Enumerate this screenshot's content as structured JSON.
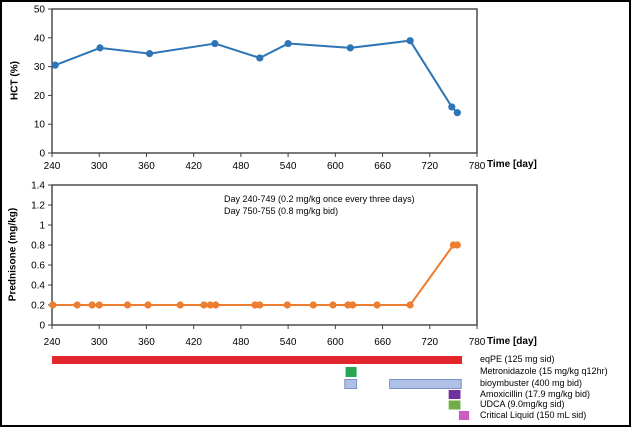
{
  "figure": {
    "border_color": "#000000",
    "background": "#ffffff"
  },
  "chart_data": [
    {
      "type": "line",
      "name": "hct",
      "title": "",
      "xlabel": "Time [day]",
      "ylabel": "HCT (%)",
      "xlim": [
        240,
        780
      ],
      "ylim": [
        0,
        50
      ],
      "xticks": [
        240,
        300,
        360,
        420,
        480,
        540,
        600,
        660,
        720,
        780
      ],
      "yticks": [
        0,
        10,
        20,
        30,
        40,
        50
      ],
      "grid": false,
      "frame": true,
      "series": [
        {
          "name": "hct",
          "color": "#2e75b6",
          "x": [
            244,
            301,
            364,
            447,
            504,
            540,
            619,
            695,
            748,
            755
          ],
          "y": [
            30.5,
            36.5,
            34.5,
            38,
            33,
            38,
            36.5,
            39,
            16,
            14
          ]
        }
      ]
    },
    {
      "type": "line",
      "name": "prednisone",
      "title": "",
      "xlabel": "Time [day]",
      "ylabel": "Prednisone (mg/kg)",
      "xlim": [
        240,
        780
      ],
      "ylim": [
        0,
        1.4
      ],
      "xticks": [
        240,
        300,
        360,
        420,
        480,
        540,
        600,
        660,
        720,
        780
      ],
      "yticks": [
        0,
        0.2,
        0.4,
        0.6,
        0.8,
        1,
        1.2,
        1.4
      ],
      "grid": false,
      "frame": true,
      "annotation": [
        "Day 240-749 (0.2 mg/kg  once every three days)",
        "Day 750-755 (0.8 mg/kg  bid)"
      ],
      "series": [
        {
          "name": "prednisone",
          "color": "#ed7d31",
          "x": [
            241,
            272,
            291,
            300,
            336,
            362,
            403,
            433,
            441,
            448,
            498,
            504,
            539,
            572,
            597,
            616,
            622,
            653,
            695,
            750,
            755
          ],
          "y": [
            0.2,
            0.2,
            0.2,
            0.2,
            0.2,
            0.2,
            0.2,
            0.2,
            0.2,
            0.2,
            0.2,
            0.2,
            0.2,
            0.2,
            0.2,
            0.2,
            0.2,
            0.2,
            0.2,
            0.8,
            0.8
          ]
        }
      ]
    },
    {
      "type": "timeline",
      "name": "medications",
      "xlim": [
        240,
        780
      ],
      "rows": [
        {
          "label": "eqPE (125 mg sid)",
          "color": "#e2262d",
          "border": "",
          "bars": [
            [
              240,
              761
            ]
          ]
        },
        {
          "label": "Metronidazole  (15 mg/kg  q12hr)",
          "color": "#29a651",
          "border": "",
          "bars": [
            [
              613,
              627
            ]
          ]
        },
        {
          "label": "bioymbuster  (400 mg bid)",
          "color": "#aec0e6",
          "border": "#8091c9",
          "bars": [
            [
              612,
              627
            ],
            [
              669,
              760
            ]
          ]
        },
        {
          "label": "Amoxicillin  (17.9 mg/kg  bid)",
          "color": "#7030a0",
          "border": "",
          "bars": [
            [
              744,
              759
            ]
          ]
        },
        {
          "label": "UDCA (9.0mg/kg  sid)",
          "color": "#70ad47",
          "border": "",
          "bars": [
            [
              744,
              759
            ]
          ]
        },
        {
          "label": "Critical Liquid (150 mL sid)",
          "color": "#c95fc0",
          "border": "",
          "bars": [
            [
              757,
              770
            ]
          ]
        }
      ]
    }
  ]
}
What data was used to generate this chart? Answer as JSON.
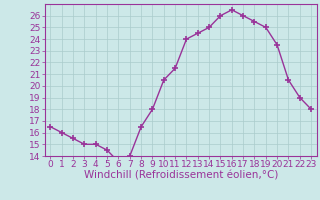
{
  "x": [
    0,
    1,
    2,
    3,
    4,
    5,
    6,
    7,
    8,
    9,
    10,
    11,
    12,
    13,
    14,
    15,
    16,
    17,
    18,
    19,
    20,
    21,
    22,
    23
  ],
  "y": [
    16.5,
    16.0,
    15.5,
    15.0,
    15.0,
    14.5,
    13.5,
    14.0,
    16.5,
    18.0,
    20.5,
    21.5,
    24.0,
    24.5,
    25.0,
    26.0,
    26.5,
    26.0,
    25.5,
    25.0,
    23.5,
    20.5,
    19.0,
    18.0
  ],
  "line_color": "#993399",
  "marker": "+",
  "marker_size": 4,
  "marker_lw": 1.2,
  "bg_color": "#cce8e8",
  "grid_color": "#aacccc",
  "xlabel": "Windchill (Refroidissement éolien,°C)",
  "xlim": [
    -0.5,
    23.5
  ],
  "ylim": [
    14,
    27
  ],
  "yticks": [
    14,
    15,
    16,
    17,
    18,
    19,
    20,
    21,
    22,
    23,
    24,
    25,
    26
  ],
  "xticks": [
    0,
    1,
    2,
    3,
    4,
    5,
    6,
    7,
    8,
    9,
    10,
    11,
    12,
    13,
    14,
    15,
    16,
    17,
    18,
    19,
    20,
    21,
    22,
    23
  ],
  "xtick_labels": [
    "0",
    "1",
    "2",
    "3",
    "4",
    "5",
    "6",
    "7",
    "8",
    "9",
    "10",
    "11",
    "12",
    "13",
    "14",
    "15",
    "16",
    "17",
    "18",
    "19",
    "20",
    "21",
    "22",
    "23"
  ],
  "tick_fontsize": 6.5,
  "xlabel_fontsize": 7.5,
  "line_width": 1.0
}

### GIVEN INSTRUCTION
Each line of the data is to be duplicated exactly; pictures stay out of the copy.

### OUTPUT BELOW
Enumerate this screenshot's content as structured JSON.
{
  "figure": {
    "border_color": "#000000",
    "background": "#ffffff"
  },
  "chart_data": [
    {
      "type": "line",
      "name": "hct",
      "title": "",
      "xlabel": "Time [day]",
      "ylabel": "HCT (%)",
      "xlim": [
        240,
        780
      ],
      "ylim": [
        0,
        50
      ],
      "xticks": [
        240,
        300,
        360,
        420,
        480,
        540,
        600,
        660,
        720,
        780
      ],
      "yticks": [
        0,
        10,
        20,
        30,
        40,
        50
      ],
      "grid": false,
      "frame": true,
      "series": [
        {
          "name": "hct",
          "color": "#2e75b6",
          "x": [
            244,
            301,
            364,
            447,
            504,
            540,
            619,
            695,
            748,
            755
          ],
          "y": [
            30.5,
            36.5,
            34.5,
            38,
            33,
            38,
            36.5,
            39,
            16,
            14
          ]
        }
      ]
    },
    {
      "type": "line",
      "name": "prednisone",
      "title": "",
      "xlabel": "Time [day]",
      "ylabel": "Prednisone (mg/kg)",
      "xlim": [
        240,
        780
      ],
      "ylim": [
        0,
        1.4
      ],
      "xticks": [
        240,
        300,
        360,
        420,
        480,
        540,
        600,
        660,
        720,
        780
      ],
      "yticks": [
        0,
        0.2,
        0.4,
        0.6,
        0.8,
        1,
        1.2,
        1.4
      ],
      "grid": false,
      "frame": true,
      "annotation": [
        "Day 240-749 (0.2 mg/kg  once every three days)",
        "Day 750-755 (0.8 mg/kg  bid)"
      ],
      "series": [
        {
          "name": "prednisone",
          "color": "#ed7d31",
          "x": [
            241,
            272,
            291,
            300,
            336,
            362,
            403,
            433,
            441,
            448,
            498,
            504,
            539,
            572,
            597,
            616,
            622,
            653,
            695,
            750,
            755
          ],
          "y": [
            0.2,
            0.2,
            0.2,
            0.2,
            0.2,
            0.2,
            0.2,
            0.2,
            0.2,
            0.2,
            0.2,
            0.2,
            0.2,
            0.2,
            0.2,
            0.2,
            0.2,
            0.2,
            0.2,
            0.8,
            0.8
          ]
        }
      ]
    },
    {
      "type": "timeline",
      "name": "medications",
      "xlim": [
        240,
        780
      ],
      "rows": [
        {
          "label": "eqPE (125 mg sid)",
          "color": "#e2262d",
          "border": "",
          "bars": [
            [
              240,
              761
            ]
          ]
        },
        {
          "label": "Metronidazole  (15 mg/kg  q12hr)",
          "color": "#29a651",
          "border": "",
          "bars": [
            [
              613,
              627
            ]
          ]
        },
        {
          "label": "bioymbuster  (400 mg bid)",
          "color": "#aec0e6",
          "border": "#8091c9",
          "bars": [
            [
              612,
              627
            ],
            [
              669,
              760
            ]
          ]
        },
        {
          "label": "Amoxicillin  (17.9 mg/kg  bid)",
          "color": "#7030a0",
          "border": "",
          "bars": [
            [
              744,
              759
            ]
          ]
        },
        {
          "label": "UDCA (9.0mg/kg  sid)",
          "color": "#70ad47",
          "border": "",
          "bars": [
            [
              744,
              759
            ]
          ]
        },
        {
          "label": "Critical Liquid (150 mL sid)",
          "color": "#c95fc0",
          "border": "",
          "bars": [
            [
              757,
              770
            ]
          ]
        }
      ]
    }
  ]
}
What data was used to generate this chart? Answer as JSON.
{
  "x": [
    0,
    1,
    2,
    3,
    4,
    5,
    6,
    7,
    8,
    9,
    10,
    11,
    12,
    13,
    14,
    15,
    16,
    17,
    18,
    19,
    20,
    21,
    22,
    23
  ],
  "y": [
    16.5,
    16.0,
    15.5,
    15.0,
    15.0,
    14.5,
    13.5,
    14.0,
    16.5,
    18.0,
    20.5,
    21.5,
    24.0,
    24.5,
    25.0,
    26.0,
    26.5,
    26.0,
    25.5,
    25.0,
    23.5,
    20.5,
    19.0,
    18.0
  ],
  "line_color": "#993399",
  "marker": "+",
  "marker_size": 4,
  "marker_lw": 1.2,
  "bg_color": "#cce8e8",
  "grid_color": "#aacccc",
  "xlabel": "Windchill (Refroidissement éolien,°C)",
  "xlim": [
    -0.5,
    23.5
  ],
  "ylim": [
    14,
    27
  ],
  "yticks": [
    14,
    15,
    16,
    17,
    18,
    19,
    20,
    21,
    22,
    23,
    24,
    25,
    26
  ],
  "xticks": [
    0,
    1,
    2,
    3,
    4,
    5,
    6,
    7,
    8,
    9,
    10,
    11,
    12,
    13,
    14,
    15,
    16,
    17,
    18,
    19,
    20,
    21,
    22,
    23
  ],
  "xtick_labels": [
    "0",
    "1",
    "2",
    "3",
    "4",
    "5",
    "6",
    "7",
    "8",
    "9",
    "10",
    "11",
    "12",
    "13",
    "14",
    "15",
    "16",
    "17",
    "18",
    "19",
    "20",
    "21",
    "22",
    "23"
  ],
  "tick_fontsize": 6.5,
  "xlabel_fontsize": 7.5,
  "line_width": 1.0
}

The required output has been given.